▶ **Instruction**
Output the full listing word for word.

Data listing

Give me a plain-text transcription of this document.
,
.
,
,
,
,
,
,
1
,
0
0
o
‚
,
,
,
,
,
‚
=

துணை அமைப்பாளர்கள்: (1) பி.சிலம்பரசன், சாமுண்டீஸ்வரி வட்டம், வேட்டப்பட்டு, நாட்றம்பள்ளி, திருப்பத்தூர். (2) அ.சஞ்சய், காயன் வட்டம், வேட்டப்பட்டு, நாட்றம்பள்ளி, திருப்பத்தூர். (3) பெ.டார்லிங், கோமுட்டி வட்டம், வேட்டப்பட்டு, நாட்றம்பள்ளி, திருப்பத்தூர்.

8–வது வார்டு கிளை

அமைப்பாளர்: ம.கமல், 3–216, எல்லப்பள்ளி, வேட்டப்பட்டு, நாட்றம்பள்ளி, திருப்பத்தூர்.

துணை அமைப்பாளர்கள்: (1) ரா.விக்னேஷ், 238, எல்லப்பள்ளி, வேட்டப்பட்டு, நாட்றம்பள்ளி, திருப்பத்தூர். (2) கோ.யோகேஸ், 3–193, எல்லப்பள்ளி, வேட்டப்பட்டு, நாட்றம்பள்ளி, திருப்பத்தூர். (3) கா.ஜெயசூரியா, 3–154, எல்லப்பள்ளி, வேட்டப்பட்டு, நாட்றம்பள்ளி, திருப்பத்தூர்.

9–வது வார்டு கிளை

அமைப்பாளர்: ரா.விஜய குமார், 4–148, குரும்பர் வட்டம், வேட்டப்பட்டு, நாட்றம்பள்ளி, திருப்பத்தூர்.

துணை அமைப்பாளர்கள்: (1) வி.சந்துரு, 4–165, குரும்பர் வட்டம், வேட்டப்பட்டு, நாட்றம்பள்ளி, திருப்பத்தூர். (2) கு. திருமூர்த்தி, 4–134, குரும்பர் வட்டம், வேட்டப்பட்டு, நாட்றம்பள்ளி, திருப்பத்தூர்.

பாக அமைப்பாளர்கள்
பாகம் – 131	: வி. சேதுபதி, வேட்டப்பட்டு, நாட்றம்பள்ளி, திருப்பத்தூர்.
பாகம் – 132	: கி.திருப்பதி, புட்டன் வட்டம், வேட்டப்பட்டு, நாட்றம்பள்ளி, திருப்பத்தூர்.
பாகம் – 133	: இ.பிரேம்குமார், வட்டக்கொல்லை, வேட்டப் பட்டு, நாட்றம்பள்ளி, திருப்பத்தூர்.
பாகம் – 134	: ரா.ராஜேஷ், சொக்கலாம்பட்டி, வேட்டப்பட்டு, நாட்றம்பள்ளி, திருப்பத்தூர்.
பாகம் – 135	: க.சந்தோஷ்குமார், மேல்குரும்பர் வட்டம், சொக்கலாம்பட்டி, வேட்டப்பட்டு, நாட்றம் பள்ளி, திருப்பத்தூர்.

▶ **Reply**
Give me a plain-text transcription of this document.
,
.
,
,
,
,
,
,
1
,
0
0
o
‚
,
,
,
,
,
‚
=

துணை அமைப்பாளர்கள்: (1) பி.சிலம்பரசன், சாமுண்டீஸ்வரி வட்டம், வேட்டப்பட்டு, நாட்றம்பள்ளி, திருப்பத்தூர். (2) அ.சஞ்சய், காயன் வட்டம், வேட்டப்பட்டு, நாட்றம்பள்ளி, திருப்பத்தூர். (3) பெ.டார்லிங், கோமுட்டி வட்டம், வேட்டப்பட்டு, நாட்றம்பள்ளி, திருப்பத்தூர்.

8–வது வார்டு கிளை

அமைப்பாளர்: ம.கமல், 3–216, எல்லப்பள்ளி, வேட்டப்பட்டு, நாட்றம்பள்ளி, திருப்பத்தூர்.

துணை அமைப்பாளர்கள்: (1) ரா.விக்னேஷ், 238, எல்லப்பள்ளி, வேட்டப்பட்டு, நாட்றம்பள்ளி, திருப்பத்தூர். (2) கோ.யோகேஸ், 3–193, எல்லப்பள்ளி, வேட்டப்பட்டு, நாட்றம்பள்ளி, திருப்பத்தூர். (3) கா.ஜெயசூரியா, 3–154, எல்லப்பள்ளி, வேட்டப்பட்டு, நாட்றம்பள்ளி, திருப்பத்தூர்.

9–வது வார்டு கிளை

அமைப்பாளர்: ரா.விஜய குமார், 4–148, குரும்பர் வட்டம், வேட்டப்பட்டு, நாட்றம்பள்ளி, திருப்பத்தூர்.

துணை அமைப்பாளர்கள்: (1) வி.சந்துரு, 4–165, குரும்பர் வட்டம், வேட்டப்பட்டு, நாட்றம்பள்ளி, திருப்பத்தூர். (2) கு. திருமூர்த்தி, 4–134, குரும்பர் வட்டம், வேட்டப்பட்டு, நாட்றம்பள்ளி, திருப்பத்தூர்.

பாக அமைப்பாளர்கள்
பாகம் – 131	: வி. சேதுபதி, வேட்டப்பட்டு, நாட்றம்பள்ளி, திருப்பத்தூர்.
பாகம் – 132	: கி.திருப்பதி, புட்டன் வட்டம், வேட்டப்பட்டு, நாட்றம்பள்ளி, திருப்பத்தூர்.
பாகம் – 133	: இ.பிரேம்குமார், வட்டக்கொல்லை, வேட்டப் பட்டு, நாட்றம்பள்ளி, திருப்பத்தூர்.
பாகம் – 134	: ரா.ராஜேஷ், சொக்கலாம்பட்டி, வேட்டப்பட்டு, நாட்றம்பள்ளி, திருப்பத்தூர்.
பாகம் – 135	: க.சந்தோஷ்குமார், மேல்குரும்பர் வட்டம், சொக்கலாம்பட்டி, வேட்டப்பட்டு, நாட்றம் பள்ளி, திருப்பத்தூர்.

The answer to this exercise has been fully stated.